## Start Supplied records

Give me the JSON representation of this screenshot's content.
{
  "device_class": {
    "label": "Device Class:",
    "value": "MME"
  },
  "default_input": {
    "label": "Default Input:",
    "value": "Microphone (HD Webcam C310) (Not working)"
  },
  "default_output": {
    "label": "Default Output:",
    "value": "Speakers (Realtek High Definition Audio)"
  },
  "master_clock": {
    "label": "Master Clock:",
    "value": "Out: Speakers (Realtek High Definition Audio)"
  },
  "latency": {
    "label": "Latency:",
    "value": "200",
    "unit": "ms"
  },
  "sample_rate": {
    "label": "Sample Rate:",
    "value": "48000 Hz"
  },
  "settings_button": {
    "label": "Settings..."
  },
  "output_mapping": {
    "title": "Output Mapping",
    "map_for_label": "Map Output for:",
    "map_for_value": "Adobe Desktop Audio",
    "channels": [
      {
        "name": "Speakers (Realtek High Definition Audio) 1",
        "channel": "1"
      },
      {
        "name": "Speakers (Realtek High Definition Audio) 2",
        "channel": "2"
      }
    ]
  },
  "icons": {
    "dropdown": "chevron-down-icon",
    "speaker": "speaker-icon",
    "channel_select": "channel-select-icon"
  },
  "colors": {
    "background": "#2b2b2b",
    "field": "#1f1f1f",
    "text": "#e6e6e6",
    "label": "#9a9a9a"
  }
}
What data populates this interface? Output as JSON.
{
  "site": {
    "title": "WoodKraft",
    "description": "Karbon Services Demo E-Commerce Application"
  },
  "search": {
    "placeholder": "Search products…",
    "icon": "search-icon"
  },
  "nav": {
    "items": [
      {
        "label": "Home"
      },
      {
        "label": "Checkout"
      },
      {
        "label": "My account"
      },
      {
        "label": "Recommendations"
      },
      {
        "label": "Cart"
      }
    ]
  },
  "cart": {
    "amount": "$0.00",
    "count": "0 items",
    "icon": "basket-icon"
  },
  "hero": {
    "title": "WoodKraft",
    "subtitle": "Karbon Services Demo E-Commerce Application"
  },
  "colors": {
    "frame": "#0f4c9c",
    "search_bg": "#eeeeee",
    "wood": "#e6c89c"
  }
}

## End Supplied records

## Requirement
Output each record exactly, leaving nothing out.

## Full output
Give me the JSON representation of this screenshot's content.
{
  "device_class": {
    "label": "Device Class:",
    "value": "MME"
  },
  "default_input": {
    "label": "Default Input:",
    "value": "Microphone (HD Webcam C310) (Not working)"
  },
  "default_output": {
    "label": "Default Output:",
    "value": "Speakers (Realtek High Definition Audio)"
  },
  "master_clock": {
    "label": "Master Clock:",
    "value": "Out: Speakers (Realtek High Definition Audio)"
  },
  "latency": {
    "label": "Latency:",
    "value": "200",
    "unit": "ms"
  },
  "sample_rate": {
    "label": "Sample Rate:",
    "value": "48000 Hz"
  },
  "settings_button": {
    "label": "Settings..."
  },
  "output_mapping": {
    "title": "Output Mapping",
    "map_for_label": "Map Output for:",
    "map_for_value": "Adobe Desktop Audio",
    "channels": [
      {
        "name": "Speakers (Realtek High Definition Audio) 1",
        "channel": "1"
      },
      {
        "name": "Speakers (Realtek High Definition Audio) 2",
        "channel": "2"
      }
    ]
  },
  "icons": {
    "dropdown": "chevron-down-icon",
    "speaker": "speaker-icon",
    "channel_select": "channel-select-icon"
  },
  "colors": {
    "background": "#2b2b2b",
    "field": "#1f1f1f",
    "text": "#e6e6e6",
    "label": "#9a9a9a"
  }
}
What data populates this interface? Output as JSON.
{
  "site": {
    "title": "WoodKraft",
    "description": "Karbon Services Demo E-Commerce Application"
  },
  "search": {
    "placeholder": "Search products…",
    "icon": "search-icon"
  },
  "nav": {
    "items": [
      {
        "label": "Home"
      },
      {
        "label": "Checkout"
      },
      {
        "label": "My account"
      },
      {
        "label": "Recommendations"
      },
      {
        "label": "Cart"
      }
    ]
  },
  "cart": {
    "amount": "$0.00",
    "count": "0 items",
    "icon": "basket-icon"
  },
  "hero": {
    "title": "WoodKraft",
    "subtitle": "Karbon Services Demo E-Commerce Application"
  },
  "colors": {
    "frame": "#0f4c9c",
    "search_bg": "#eeeeee",
    "wood": "#e6c89c"
  }
}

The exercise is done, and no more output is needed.